What is needed: In the data below, find every line that has the string "name", and copy it.

Stored records:
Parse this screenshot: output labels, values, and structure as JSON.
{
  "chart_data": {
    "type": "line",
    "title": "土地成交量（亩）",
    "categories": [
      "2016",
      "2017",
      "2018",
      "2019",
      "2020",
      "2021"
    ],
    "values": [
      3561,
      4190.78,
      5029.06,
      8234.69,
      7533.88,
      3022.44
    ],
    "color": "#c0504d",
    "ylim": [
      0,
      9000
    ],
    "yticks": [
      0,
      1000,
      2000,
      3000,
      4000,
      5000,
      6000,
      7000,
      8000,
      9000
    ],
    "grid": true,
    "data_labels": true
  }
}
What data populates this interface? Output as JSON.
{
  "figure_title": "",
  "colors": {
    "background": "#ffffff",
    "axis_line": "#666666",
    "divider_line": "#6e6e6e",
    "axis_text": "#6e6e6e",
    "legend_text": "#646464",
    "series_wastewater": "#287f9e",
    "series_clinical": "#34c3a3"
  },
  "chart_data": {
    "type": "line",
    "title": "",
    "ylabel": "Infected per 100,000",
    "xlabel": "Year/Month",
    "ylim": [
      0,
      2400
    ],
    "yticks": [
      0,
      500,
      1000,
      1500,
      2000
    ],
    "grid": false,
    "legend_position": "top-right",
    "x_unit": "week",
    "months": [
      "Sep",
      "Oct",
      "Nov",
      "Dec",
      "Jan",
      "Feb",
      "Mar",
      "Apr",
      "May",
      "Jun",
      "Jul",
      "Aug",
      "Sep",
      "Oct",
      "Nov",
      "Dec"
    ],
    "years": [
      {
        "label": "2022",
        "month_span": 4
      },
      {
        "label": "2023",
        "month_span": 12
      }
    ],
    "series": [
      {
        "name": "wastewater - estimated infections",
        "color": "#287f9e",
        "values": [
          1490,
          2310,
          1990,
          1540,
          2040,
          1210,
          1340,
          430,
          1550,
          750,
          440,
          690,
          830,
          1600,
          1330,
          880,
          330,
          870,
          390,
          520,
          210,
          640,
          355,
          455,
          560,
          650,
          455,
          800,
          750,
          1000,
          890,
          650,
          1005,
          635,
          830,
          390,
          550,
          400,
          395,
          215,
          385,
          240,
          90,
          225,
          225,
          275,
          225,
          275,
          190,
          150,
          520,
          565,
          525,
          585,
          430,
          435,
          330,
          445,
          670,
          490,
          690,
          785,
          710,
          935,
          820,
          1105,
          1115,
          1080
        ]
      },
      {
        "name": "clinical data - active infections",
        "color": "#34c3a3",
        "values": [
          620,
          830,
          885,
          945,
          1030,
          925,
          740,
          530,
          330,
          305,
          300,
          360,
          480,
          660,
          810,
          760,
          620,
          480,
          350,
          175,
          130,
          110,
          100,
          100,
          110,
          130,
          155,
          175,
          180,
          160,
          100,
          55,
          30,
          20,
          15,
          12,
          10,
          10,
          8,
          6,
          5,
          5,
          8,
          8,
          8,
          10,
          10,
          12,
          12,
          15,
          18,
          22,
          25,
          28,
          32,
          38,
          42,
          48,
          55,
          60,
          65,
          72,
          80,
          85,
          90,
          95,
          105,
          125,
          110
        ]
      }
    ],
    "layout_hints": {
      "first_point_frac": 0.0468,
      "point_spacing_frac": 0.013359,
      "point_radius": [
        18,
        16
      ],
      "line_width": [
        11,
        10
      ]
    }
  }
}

Task answer:
        "name": "wastewater - estimated infections",
        "name": "clinical data - active infections",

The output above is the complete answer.